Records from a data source
________________________________________

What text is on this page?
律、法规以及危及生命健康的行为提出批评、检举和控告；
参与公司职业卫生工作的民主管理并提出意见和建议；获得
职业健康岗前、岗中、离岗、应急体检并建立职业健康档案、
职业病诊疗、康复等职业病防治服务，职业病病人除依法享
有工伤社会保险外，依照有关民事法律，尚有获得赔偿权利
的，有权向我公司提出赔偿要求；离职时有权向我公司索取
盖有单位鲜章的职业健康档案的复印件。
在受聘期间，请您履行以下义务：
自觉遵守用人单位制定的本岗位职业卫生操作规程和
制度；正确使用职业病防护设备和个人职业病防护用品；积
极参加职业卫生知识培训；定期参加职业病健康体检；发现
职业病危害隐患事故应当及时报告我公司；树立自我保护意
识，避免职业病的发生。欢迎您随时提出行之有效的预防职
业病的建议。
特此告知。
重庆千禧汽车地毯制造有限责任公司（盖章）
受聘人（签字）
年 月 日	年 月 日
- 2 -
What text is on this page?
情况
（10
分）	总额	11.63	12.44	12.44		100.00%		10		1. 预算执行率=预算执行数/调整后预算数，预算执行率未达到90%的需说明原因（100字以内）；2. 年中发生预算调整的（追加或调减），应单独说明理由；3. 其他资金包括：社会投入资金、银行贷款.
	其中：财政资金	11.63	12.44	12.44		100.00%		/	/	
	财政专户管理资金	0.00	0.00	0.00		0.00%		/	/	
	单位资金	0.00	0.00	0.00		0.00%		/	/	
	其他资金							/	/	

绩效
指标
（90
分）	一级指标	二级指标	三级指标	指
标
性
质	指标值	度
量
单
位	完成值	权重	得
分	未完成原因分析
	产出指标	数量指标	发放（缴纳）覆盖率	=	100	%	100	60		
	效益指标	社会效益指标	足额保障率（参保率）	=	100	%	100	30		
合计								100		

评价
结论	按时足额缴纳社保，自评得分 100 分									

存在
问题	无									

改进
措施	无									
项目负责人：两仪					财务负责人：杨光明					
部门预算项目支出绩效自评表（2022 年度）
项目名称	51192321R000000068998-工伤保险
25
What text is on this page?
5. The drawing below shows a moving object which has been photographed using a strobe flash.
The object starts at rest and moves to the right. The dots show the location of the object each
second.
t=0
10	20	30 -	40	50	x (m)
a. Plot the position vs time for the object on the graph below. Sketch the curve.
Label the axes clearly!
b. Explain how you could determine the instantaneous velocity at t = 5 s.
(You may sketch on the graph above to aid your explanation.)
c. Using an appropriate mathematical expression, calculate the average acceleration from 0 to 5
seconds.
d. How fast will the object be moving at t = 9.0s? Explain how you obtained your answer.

________________________________________

**Task to carry out**
Copy each line that contains the word "moving".

**Written response**
5. The drawing below shows a moving object which has been photographed using a strobe flash.
d. How fast will the object be moving at t = 9.0s? Explain how you obtained your answer.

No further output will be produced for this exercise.